- [Source passage]:
▼▼▼
The trove of empirical research combined with hundreds of interviews with workers persuaded SEIU and the Strategic Organizing Center to officially file a joint complaint to the Antitrust Division at the Department of Justice. SOC legal director Peterson told me that the union’s decision was in part inspired by recent hires and actions at the DOJ, signaling a willingness to pursue monopsony cases despite limited case law. Over the past year, the department brought on antitrust lawyer Eric Posner and economist Ioana Marinescu, both of whom have been prominent advocates for making harms against workers a central concern in antitrust cases.
“I couldn’t see us bringing this case even a few years ago but there’s been a sea change at the antitrust regulatory agencies as of late,” said Peterson.
Both Posner and Marinescu have been at the center of a new wave of research in recent years, tying increasing concentration across the economy to stagnant wages and other constraints to worker mobility. A paper by the labor economist Marshall Steinbaum and Marinescu discovered that over 60 percent of labor markets surpassed the levels of concentration that typically would be flagged as antitrust violations by the Department of Justice.
This body of research became a catalyst for forging deeper ties between the labor movement and anti-monopoly organizations, two groups that have found common cause but historically have not always been partners.
“It’s a process of mutual education that’s still under way,” said Brian Callaci, a labor economist at the Open Markets Institute. “Labor groups are learning what antitrust can do and regulatory agencies are learning about how labor groups view the problem of market power.”
The Federal Trade Commission’s recent proposed ban on noncompete agreements was a major step in cementing this new direction for antitrust enforcement. The DOJ’s lawsuit to block Penguin Random House’s merger with Simon & Schuster was another example. The department explicitly argued that the deal would harm authors by giving the new combined publishing house a monopsony over the industry. The courts ruled in the government’s favor, marking the first successful monopsony victory in years.
▲▲▲
- [Dataset extract]:
▼▼▼
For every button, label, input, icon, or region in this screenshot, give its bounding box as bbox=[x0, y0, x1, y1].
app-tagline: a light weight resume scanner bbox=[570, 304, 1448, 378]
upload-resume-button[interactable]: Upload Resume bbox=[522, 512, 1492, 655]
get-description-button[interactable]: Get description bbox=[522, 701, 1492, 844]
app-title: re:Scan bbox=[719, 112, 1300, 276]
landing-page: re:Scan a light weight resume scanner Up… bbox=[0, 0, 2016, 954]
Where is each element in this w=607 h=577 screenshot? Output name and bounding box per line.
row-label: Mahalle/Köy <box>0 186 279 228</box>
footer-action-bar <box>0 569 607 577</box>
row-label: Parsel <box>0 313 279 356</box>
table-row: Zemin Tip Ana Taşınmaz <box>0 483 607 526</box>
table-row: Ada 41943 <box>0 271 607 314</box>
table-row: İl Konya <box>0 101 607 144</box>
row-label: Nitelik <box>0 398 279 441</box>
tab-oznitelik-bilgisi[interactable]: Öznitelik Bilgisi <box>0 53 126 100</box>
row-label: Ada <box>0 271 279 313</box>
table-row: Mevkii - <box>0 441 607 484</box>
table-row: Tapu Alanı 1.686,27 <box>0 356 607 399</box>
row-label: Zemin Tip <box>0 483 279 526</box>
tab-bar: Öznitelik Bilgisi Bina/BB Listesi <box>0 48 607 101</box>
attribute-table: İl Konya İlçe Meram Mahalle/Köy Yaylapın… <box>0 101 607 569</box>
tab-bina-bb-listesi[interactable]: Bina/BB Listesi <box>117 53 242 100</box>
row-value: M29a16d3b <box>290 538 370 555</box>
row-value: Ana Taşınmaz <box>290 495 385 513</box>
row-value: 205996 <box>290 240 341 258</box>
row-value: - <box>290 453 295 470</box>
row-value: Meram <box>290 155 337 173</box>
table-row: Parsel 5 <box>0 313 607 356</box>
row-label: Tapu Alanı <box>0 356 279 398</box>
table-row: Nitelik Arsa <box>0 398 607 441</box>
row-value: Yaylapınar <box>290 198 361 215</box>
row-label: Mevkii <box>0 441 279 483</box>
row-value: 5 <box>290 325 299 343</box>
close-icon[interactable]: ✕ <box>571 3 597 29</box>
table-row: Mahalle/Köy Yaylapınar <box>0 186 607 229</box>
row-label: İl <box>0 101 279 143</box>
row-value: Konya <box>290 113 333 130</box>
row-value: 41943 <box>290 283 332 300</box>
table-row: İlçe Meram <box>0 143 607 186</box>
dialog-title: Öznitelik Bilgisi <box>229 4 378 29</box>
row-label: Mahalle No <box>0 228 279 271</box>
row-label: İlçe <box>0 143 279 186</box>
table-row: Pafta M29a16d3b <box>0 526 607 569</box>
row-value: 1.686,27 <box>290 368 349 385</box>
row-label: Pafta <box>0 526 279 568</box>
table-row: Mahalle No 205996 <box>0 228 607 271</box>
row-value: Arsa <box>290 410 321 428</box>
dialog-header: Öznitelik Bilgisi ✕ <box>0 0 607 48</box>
▲▲▲
- [Questions on the material]:
1) Retype the antitrust passage from "Both Posner and" up to and including "by the Department of Justice.", character for character.
2) Condense the paragraph of the antitrust passage that begins "The Federal Trade Commission's recent proposed ban" into a short bulleted list that keeps its main facts.
3) Carry on the antitrust passage from its final sentence, matching its style and subject.

- [Expected responses]:
1)
Both Posner and Marinescu have been at the center of a new wave of research in recent years, tying increasing concentration across the economy to stagnant wages and other constraints to worker mobility. A paper by the labor economist Marshall Steinbaum and Marinescu discovered that over 60 percent of labor markets surpassed the levels of concentration that typically would be flagged as antitrust violations by the Department of Justice.

2)
- The FTC's proposed ban on noncompete agreements was a major step toward the new direction in antitrust enforcement.
- The DOJ sued to block Penguin Random House's merger with Simon & Schuster, arguing that the combined publisher would have a monopsony that would harm authors.
- The courts ruled for the government, the first successful monopsony case in years.

3)
Blocking a merger, however, rests on different legal authority than breaking up an already existing monopsony, as the SEIU is hoping to do with UPMC.
In the case, the DOJ would have to make a two-pronged argument. It first has to convince the courts that UPMC holds sufficient market share in its region to qualify as a monopsony. Then, it must prove that the hospital giant uses its power to drive down wages and restrict employee mobility, among other issues.
To bolster the second point, the SEIU complaint lays out a sweeping account of how the hospital’s health care workers face lower wages, greater workloads, and fewer collective-bargaining rights under the thumb of the UPMC monopsony.
If the DOJ brought the suit against UPMC, it would be like sending out a bat signal for other unions, and could create a snowball effect for more labor-related antitrust cases. The department might file for monetary penalties as a remedy. But to unwind UPMC’s monopsony, the department could also pursue more ambitious measures, such as forcing UPMC to divest from recent hospital acquisitions, or even demanding that UPMC show union neutrality as part of a settlement.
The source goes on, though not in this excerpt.